→ Requirements
Your task is to output all the records below, word for word.

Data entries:
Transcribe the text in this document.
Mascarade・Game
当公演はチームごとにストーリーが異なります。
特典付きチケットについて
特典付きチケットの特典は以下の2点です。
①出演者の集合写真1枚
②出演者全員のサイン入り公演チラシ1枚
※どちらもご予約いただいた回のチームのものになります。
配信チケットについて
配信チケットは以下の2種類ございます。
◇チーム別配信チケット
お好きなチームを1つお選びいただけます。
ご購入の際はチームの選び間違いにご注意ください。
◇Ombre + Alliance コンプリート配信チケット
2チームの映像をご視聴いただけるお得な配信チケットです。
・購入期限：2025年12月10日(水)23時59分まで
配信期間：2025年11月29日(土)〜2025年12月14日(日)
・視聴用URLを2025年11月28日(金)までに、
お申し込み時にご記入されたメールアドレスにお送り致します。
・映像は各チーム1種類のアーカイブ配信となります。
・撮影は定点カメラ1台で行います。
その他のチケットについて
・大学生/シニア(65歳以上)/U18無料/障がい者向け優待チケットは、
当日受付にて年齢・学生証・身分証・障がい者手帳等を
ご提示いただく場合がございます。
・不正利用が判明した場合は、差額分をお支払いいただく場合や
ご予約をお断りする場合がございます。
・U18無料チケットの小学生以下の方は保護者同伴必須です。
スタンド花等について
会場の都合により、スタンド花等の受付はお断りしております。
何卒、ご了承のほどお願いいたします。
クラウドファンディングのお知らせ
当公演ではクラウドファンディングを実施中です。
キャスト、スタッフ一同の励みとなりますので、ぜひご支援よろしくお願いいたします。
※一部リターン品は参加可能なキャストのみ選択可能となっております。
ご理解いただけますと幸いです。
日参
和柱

→ Solution
Transcribe the text in this document.
Mascarade・Game
当公演はチームごとにストーリーが異なります。
特典付きチケットについて
特典付きチケットの特典は以下の2点です。
①出演者の集合写真1枚
②出演者全員のサイン入り公演チラシ1枚
※どちらもご予約いただいた回のチームのものになります。
配信チケットについて
配信チケットは以下の2種類ございます。
◇チーム別配信チケット
お好きなチームを1つお選びいただけます。
ご購入の際はチームの選び間違いにご注意ください。
◇Ombre + Alliance コンプリート配信チケット
2チームの映像をご視聴いただけるお得な配信チケットです。
・購入期限：2025年12月10日(水)23時59分まで
配信期間：2025年11月29日(土)〜2025年12月14日(日)
・視聴用URLを2025年11月28日(金)までに、
お申し込み時にご記入されたメールアドレスにお送り致します。
・映像は各チーム1種類のアーカイブ配信となります。
・撮影は定点カメラ1台で行います。
その他のチケットについて
・大学生/シニア(65歳以上)/U18無料/障がい者向け優待チケットは、
当日受付にて年齢・学生証・身分証・障がい者手帳等を
ご提示いただく場合がございます。
・不正利用が判明した場合は、差額分をお支払いいただく場合や
ご予約をお断りする場合がございます。
・U18無料チケットの小学生以下の方は保護者同伴必須です。
スタンド花等について
会場の都合により、スタンド花等の受付はお断りしております。
何卒、ご了承のほどお願いいたします。
クラウドファンディングのお知らせ
当公演ではクラウドファンディングを実施中です。
キャスト、スタッフ一同の励みとなりますので、ぜひご支援よろしくお願いいたします。
※一部リターン品は参加可能なキャストのみ選択可能となっております。
ご理解いただけますと幸いです。
日参
和柱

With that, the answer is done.